> **Data in this exercise**
★ ★ ★ ★ ★
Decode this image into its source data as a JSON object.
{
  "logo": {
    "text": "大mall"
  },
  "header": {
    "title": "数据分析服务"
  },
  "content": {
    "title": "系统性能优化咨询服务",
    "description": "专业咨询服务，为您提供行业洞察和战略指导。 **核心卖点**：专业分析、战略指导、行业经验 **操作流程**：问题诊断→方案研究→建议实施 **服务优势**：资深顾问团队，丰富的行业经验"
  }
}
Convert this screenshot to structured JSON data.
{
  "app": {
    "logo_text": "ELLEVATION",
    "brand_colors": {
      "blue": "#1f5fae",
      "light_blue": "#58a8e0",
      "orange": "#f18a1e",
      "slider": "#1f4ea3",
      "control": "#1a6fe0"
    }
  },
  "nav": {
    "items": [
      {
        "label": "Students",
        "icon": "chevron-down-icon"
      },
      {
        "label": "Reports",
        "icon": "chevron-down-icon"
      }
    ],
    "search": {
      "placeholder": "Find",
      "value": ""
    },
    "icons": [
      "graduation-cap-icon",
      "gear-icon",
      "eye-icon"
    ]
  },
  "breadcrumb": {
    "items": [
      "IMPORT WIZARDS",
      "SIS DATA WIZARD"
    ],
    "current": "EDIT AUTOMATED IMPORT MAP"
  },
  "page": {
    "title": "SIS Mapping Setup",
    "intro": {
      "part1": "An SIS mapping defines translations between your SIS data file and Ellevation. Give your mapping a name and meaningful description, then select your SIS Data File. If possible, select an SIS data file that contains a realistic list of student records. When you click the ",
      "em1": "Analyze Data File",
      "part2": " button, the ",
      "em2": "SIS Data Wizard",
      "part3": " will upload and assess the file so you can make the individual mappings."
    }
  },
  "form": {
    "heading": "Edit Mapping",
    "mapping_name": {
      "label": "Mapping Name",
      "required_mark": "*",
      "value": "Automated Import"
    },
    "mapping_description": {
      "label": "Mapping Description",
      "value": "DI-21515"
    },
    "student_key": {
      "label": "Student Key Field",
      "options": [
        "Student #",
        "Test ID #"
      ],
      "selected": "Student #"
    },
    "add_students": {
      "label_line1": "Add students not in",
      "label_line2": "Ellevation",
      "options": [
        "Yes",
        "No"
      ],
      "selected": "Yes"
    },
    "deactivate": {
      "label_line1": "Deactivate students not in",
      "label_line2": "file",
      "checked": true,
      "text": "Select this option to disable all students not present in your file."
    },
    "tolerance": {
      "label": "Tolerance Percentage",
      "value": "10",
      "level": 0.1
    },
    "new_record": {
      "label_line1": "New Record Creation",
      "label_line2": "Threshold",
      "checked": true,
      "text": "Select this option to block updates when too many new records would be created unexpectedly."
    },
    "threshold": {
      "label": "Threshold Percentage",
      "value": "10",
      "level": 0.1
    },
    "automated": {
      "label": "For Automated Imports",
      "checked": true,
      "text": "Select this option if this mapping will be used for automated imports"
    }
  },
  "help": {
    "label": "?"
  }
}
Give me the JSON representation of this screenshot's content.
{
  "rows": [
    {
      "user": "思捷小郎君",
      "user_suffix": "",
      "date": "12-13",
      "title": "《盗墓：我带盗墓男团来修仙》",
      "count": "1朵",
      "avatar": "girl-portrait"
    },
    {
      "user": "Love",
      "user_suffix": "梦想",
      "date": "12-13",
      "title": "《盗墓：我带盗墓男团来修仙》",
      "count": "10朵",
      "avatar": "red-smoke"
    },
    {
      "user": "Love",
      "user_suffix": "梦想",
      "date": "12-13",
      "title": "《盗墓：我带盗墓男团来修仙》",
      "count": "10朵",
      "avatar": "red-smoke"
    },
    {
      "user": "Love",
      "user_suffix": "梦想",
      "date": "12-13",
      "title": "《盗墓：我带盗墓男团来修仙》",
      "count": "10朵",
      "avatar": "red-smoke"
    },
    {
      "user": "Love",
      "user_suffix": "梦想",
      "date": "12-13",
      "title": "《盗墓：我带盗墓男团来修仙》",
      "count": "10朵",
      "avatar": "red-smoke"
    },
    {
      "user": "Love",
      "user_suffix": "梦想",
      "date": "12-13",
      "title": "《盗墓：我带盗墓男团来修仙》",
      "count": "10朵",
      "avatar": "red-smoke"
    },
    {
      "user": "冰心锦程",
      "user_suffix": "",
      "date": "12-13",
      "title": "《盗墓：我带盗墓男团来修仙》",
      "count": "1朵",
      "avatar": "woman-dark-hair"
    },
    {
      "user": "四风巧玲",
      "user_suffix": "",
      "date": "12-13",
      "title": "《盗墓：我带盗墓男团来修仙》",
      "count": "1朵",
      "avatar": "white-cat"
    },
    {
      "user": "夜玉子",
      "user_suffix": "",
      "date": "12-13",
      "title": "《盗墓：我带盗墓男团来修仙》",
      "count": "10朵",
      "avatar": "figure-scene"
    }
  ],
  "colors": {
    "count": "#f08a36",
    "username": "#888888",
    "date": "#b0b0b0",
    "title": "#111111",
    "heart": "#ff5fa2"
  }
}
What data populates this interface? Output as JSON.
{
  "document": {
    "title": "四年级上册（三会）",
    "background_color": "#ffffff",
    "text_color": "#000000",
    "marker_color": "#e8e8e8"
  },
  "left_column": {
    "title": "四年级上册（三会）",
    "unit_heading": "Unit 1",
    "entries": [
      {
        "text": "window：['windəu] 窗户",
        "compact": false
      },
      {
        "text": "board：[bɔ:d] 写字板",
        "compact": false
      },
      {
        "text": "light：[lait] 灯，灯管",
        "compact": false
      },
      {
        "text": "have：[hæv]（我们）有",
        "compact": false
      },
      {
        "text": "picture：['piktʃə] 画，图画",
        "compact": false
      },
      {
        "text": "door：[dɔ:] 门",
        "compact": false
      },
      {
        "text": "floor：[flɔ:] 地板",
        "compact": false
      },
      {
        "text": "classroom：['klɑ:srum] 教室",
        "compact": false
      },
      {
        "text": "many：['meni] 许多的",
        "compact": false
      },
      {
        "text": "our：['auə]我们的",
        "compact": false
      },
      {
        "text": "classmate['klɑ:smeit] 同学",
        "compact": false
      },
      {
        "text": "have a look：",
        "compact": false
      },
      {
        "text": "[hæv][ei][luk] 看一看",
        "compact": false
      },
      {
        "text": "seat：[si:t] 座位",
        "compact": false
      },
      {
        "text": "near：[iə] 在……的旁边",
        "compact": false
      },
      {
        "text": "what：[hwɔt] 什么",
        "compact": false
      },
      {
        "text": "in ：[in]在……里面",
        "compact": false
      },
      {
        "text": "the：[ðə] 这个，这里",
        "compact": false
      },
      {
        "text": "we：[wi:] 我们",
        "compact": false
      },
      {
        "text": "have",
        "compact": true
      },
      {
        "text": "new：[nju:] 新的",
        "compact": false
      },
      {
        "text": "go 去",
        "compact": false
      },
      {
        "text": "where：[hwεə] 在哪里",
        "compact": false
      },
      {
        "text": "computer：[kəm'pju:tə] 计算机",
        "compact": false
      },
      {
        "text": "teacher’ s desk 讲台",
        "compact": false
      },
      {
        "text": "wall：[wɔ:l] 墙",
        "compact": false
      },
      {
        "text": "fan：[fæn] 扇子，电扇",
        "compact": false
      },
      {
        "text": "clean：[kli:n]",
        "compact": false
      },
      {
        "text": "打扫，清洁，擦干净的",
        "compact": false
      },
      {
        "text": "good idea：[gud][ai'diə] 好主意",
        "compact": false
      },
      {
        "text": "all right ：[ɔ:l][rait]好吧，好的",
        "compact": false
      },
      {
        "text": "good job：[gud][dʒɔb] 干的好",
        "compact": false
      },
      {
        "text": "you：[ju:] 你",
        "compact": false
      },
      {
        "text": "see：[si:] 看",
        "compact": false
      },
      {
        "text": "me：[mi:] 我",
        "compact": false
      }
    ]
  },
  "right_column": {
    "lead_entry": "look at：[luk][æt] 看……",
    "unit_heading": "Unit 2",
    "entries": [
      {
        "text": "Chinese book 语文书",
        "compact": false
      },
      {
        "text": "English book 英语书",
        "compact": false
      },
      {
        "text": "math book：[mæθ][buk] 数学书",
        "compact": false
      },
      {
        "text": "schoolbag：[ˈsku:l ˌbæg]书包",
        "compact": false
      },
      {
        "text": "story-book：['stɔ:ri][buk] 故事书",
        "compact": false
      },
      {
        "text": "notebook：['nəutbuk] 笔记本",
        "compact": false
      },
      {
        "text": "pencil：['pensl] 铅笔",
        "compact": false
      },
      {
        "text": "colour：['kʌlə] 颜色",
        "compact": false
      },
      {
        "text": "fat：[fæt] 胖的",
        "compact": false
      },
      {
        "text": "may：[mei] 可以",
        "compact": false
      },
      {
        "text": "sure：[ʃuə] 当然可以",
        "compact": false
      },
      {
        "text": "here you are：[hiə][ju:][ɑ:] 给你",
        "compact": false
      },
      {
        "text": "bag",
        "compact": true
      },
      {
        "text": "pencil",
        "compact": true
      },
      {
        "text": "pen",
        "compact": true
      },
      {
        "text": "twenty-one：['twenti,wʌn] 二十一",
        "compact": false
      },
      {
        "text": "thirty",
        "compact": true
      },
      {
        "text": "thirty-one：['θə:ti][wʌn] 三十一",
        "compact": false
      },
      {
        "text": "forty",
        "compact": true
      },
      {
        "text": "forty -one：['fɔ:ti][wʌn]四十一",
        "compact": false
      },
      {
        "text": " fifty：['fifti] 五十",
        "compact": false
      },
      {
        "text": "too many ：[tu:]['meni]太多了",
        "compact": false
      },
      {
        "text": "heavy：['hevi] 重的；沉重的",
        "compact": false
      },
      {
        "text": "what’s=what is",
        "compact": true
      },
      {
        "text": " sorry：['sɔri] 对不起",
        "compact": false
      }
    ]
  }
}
★ ★ ★ ★ ★
> **What needs to be done**
State the count of lines that contain the string "Give". Nothing else is needed.

> **Task answer**
2